- Born: 22 August 1941 Newport, Isle of Wight
- Died: 28 January 2020 (aged 78)
- Occupations: Actress and "glamour stooge"
- Notable work: Q...

= Julia Breck =

British actress (1941–2020)

Julia Breck (22 August 1941 – 28 January 2020) was a British actress from Newport, Isle of Wight.

She is best known for her frequent appearances in Spike Milligan's Q series (1975–80), in which she generally appeared as a buxom "glamour stooge". Breck also appeared in Monty Python's Flying Circus, On the Buses, The Two Ronnies and Some Mothers Do 'Ave 'Em.

She also appeared in many theatre productions, playing everything from principal boy in pantomime, to Lady Macbeth. She appeared in Andy Warhol's first play, Pork.

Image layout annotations

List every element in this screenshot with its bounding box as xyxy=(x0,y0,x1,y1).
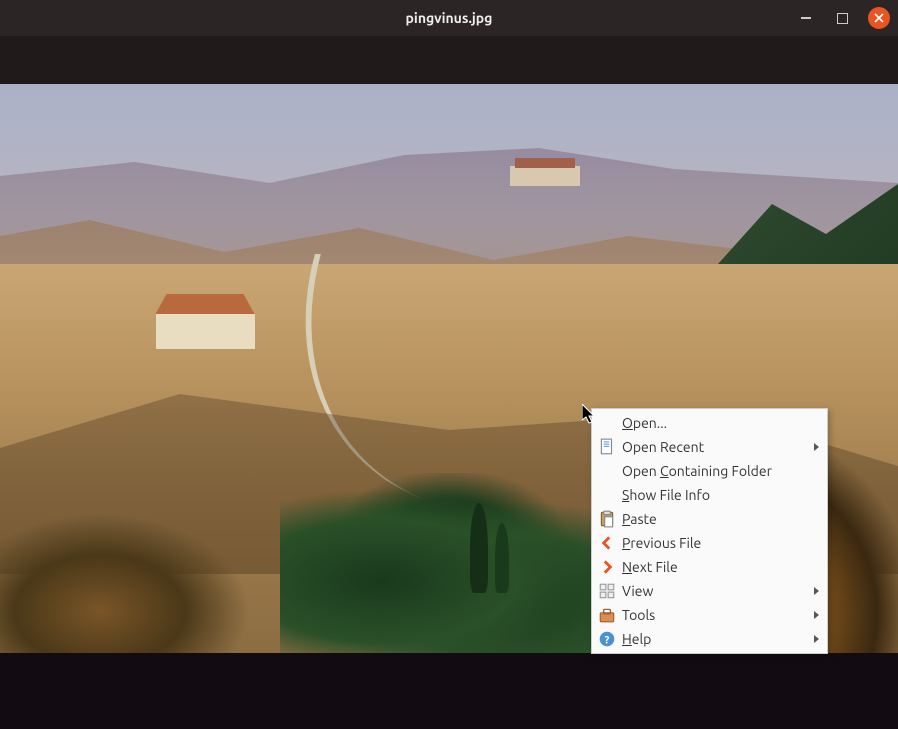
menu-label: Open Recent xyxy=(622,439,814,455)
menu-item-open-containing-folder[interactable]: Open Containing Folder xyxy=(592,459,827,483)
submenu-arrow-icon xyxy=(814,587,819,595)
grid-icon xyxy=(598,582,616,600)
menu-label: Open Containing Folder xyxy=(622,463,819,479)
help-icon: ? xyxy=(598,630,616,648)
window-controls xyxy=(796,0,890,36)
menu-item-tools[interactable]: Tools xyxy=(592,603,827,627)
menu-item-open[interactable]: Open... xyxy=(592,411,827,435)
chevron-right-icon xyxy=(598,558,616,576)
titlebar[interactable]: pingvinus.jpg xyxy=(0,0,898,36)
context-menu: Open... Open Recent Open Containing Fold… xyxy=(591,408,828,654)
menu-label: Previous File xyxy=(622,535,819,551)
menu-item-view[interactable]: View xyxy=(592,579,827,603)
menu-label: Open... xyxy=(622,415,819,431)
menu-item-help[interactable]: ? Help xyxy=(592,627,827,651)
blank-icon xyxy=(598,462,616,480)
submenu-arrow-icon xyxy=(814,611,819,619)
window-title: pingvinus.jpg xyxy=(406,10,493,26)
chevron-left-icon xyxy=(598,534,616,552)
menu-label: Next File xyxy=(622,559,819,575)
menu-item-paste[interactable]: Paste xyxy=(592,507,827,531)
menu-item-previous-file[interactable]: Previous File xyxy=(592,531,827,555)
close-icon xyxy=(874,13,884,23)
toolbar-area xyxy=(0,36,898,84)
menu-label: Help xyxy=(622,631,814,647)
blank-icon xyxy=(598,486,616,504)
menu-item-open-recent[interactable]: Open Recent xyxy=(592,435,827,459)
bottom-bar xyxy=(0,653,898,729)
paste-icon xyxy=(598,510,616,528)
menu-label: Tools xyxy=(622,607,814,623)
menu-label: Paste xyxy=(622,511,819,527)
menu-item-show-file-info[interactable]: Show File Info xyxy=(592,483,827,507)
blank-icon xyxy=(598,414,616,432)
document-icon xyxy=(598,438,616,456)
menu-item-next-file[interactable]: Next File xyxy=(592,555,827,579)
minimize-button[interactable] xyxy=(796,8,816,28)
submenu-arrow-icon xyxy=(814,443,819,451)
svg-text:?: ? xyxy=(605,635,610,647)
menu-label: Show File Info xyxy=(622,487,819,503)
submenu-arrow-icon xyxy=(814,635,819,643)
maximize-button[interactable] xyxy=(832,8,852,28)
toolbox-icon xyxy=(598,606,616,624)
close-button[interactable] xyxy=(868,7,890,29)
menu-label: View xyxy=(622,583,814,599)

**THE TASKS:**
• A. Please repeat the stretch of the Julia Breck page from "- Occupations: Actress" through "Isle of Wight." word for word.
• B. Sum up the Julia Breck page in two sentences.

**TASK RESULTS:**
• A.
- Occupations: Actress and "glamour stooge"
- Notable work: Q...

= Julia Breck =

British actress (1941–2020)

Julia Breck (22 August 1941 – 28 January 2020) was a British actress from Newport, Isle of Wight.

• B. Julia Breck (1941–2020) was a British actress from Newport, Isle of Wight, best known for her frequent appearances as a buxom "glamour stooge" in Spike Milligan's Q series. She also appeared in Monty Python's Flying Circus, On the Buses and The Two Ronnies, and in many theatre productions, including Andy Warhol's first play, Pork.